▶ **Text provided**:
*-*-*

He was gone for an hour. I text him asking him to come back. He got back 30 mins later and said “you’re not pissed off are you?”

I said I was a bit because I wanted to spend some time just together. His response was basically, you think I’m an alcohol, I’m allowed to do what I want, how are we not connected when we’ve been having sex, I feel anxious every time I leave the house because I know you’re going to be pissed off

I tried to explain it puts me on edge because even when we have a free evening together (rare) I know he’s going to go out for some of it to have a drink. And it’s not just once. Sometimes he’ll go around 6pm and then again at 10pm.

He said in had a problem with him drinking and said I just don’t like him leaving the house to have a life. That I should enjoy what we do have and feel very lucky that we go to bed together and live together. That I need to stop focusing on the bad and look at the positive.

am I being controlling?

He's an alcoholic and he won't admit it. He's then gaslighting you, by projecting his subconscious guilt and insecurities onto you. Tell him if he doesn't go to his GP, AA, and rehab etc then you are going to walk, or he can leave. You will become his door mat if he doesn't help himself first.

Happyjoe · 16/03/2026 19:04

In relationships like this I find it's useful to list what the good things he brings to the table. If not enough, then perhaps it's time to move on.
Sorry OP, your reasonable request is being turned against you, you know when they do this that they are aware they are acting badly, just don't care enough to stop.

*-*-*

▶ **Data for analysis**:
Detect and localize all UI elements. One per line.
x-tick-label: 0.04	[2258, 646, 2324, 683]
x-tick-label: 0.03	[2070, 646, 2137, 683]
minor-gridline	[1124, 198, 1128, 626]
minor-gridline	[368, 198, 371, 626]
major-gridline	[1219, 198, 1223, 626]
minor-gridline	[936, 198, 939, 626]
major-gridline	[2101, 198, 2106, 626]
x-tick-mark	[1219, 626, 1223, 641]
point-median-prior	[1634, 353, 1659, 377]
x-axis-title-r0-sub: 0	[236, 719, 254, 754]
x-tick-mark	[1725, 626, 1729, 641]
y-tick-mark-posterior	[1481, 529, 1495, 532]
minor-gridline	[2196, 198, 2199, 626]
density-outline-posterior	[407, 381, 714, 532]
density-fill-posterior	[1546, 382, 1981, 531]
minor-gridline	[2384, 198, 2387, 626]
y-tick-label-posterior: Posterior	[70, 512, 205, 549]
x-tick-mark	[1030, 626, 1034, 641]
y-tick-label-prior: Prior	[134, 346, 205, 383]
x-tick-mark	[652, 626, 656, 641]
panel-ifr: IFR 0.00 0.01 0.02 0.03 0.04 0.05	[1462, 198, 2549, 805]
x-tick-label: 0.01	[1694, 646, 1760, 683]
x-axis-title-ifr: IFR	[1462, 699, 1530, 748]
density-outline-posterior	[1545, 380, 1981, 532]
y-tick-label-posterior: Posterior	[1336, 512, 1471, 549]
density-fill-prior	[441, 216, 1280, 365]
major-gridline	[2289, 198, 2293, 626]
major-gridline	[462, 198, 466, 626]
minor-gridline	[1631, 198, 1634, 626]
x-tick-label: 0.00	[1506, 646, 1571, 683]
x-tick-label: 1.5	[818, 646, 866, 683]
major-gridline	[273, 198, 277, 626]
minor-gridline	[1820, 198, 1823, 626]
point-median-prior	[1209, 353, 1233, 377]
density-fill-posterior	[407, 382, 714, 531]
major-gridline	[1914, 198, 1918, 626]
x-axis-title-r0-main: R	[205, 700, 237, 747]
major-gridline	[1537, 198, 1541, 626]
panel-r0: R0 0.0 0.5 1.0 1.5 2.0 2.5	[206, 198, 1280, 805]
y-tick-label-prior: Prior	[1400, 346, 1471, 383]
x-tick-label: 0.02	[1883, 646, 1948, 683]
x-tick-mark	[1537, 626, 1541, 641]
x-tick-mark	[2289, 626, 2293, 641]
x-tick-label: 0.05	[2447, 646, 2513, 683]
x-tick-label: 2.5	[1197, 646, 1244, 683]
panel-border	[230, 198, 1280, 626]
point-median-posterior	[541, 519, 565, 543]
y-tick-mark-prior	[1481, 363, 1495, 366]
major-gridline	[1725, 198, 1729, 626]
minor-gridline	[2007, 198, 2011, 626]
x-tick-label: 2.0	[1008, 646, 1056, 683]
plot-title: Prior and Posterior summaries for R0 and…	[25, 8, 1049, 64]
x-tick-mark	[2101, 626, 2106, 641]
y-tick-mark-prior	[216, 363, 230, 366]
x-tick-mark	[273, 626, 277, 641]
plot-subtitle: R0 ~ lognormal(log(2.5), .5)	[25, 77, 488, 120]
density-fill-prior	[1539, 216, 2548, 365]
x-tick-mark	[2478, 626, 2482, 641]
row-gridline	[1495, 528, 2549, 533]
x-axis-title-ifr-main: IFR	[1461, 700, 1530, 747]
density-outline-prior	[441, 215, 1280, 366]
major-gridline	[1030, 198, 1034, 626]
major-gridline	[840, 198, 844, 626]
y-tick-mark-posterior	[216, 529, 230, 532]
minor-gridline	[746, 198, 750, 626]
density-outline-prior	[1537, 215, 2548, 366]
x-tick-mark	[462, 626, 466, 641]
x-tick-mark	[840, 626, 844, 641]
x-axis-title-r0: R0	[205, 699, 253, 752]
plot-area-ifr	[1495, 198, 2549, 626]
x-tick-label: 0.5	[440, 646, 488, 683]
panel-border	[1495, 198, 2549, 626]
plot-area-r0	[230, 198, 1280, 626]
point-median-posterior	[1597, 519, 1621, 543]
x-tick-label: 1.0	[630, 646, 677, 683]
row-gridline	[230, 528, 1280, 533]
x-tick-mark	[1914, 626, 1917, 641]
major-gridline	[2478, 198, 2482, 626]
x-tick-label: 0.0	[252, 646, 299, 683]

*-*-*

▶ **Goal of the exercise**:
Copy the forum thread from "In relationships like" up to and including "enough to stop.", changing "reasonable request" to "fair request". Base your work only on the forum thread, not on the material.

▶ **Your solution**:
In relationships like this I find it's useful to list what the good things he brings to the table. If not enough, then perhaps it's time to move on.
Sorry OP, your fair request is being turned against you, you know when they do this that they are aware they are acting badly, just don't care enough to stop.